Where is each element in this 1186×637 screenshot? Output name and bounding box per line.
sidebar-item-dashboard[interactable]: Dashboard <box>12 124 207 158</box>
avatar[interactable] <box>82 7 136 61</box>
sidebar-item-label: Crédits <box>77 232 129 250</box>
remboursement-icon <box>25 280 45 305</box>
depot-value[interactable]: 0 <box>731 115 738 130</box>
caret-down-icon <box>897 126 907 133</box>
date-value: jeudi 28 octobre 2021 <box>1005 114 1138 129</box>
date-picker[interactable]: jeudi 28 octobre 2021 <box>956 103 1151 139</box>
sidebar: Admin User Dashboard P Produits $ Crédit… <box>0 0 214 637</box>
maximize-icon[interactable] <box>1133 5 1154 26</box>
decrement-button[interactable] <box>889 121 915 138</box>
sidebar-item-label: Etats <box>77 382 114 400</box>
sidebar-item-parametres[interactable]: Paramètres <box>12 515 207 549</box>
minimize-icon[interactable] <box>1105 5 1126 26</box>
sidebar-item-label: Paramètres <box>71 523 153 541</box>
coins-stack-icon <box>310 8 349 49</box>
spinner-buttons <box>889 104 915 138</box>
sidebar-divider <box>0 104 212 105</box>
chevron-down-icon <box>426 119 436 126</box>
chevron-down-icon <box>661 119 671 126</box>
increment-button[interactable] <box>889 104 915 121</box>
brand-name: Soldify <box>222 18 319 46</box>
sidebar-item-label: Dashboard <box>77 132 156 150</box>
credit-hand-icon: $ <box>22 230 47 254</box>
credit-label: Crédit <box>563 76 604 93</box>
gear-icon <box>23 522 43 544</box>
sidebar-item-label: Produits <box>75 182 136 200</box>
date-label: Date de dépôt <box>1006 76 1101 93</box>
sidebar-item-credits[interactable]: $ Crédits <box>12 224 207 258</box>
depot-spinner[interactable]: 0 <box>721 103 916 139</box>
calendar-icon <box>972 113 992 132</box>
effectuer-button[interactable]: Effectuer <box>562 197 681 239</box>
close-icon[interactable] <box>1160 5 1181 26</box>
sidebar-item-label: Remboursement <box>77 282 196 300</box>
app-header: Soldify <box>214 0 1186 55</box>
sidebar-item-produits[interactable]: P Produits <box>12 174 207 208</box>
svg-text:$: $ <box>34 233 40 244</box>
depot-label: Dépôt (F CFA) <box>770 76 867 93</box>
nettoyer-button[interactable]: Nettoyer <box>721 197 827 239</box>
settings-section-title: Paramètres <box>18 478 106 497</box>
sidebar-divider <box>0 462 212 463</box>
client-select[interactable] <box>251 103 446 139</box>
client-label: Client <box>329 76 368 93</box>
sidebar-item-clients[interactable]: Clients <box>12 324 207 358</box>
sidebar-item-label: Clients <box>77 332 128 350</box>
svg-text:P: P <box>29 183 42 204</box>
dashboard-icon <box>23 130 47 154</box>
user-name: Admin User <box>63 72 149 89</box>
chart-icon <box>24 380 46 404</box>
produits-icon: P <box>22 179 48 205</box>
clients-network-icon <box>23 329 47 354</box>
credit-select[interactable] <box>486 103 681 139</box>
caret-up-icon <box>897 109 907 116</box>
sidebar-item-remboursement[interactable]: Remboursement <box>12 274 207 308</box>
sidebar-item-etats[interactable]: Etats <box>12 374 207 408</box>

● ● ●

Set problem
Please copy every row above back out unchanged, line for line and in the same order.

The response
Where is each element in this 1186×637 screenshot? Output name and bounding box per line.
sidebar-item-dashboard[interactable]: Dashboard <box>12 124 207 158</box>
avatar[interactable] <box>82 7 136 61</box>
sidebar-item-label: Crédits <box>77 232 129 250</box>
remboursement-icon <box>25 280 45 305</box>
depot-value[interactable]: 0 <box>731 115 738 130</box>
caret-down-icon <box>897 126 907 133</box>
date-value: jeudi 28 octobre 2021 <box>1005 114 1138 129</box>
date-picker[interactable]: jeudi 28 octobre 2021 <box>956 103 1151 139</box>
sidebar: Admin User Dashboard P Produits $ Crédit… <box>0 0 214 637</box>
maximize-icon[interactable] <box>1133 5 1154 26</box>
decrement-button[interactable] <box>889 121 915 138</box>
sidebar-item-label: Etats <box>77 382 114 400</box>
sidebar-item-parametres[interactable]: Paramètres <box>12 515 207 549</box>
minimize-icon[interactable] <box>1105 5 1126 26</box>
sidebar-item-label: Paramètres <box>71 523 153 541</box>
coins-stack-icon <box>310 8 349 49</box>
spinner-buttons <box>889 104 915 138</box>
sidebar-divider <box>0 104 212 105</box>
chevron-down-icon <box>426 119 436 126</box>
chevron-down-icon <box>661 119 671 126</box>
increment-button[interactable] <box>889 104 915 121</box>
brand-name: Soldify <box>222 18 319 46</box>
sidebar-item-label: Dashboard <box>77 132 156 150</box>
credit-hand-icon: $ <box>22 230 47 254</box>
credit-label: Crédit <box>563 76 604 93</box>
gear-icon <box>23 522 43 544</box>
sidebar-item-label: Produits <box>75 182 136 200</box>
date-label: Date de dépôt <box>1006 76 1101 93</box>
sidebar-item-credits[interactable]: $ Crédits <box>12 224 207 258</box>
depot-spinner[interactable]: 0 <box>721 103 916 139</box>
calendar-icon <box>972 113 992 132</box>
effectuer-button[interactable]: Effectuer <box>562 197 681 239</box>
close-icon[interactable] <box>1160 5 1181 26</box>
sidebar-item-label: Remboursement <box>77 282 196 300</box>
app-header: Soldify <box>214 0 1186 55</box>
sidebar-item-produits[interactable]: P Produits <box>12 174 207 208</box>
svg-text:$: $ <box>34 233 40 244</box>
depot-label: Dépôt (F CFA) <box>770 76 867 93</box>
nettoyer-button[interactable]: Nettoyer <box>721 197 827 239</box>
settings-section-title: Paramètres <box>18 478 106 497</box>
sidebar-divider <box>0 462 212 463</box>
client-select[interactable] <box>251 103 446 139</box>
client-label: Client <box>329 76 368 93</box>
sidebar-item-clients[interactable]: Clients <box>12 324 207 358</box>
sidebar-item-label: Clients <box>77 332 128 350</box>
svg-text:P: P <box>29 183 42 204</box>
dashboard-icon <box>23 130 47 154</box>
user-name: Admin User <box>63 72 149 89</box>
chart-icon <box>24 380 46 404</box>
produits-icon: P <box>22 179 48 205</box>
clients-network-icon <box>23 329 47 354</box>
credit-select[interactable] <box>486 103 681 139</box>
caret-up-icon <box>897 109 907 116</box>
sidebar-item-remboursement[interactable]: Remboursement <box>12 274 207 308</box>
sidebar-item-etats[interactable]: Etats <box>12 374 207 408</box>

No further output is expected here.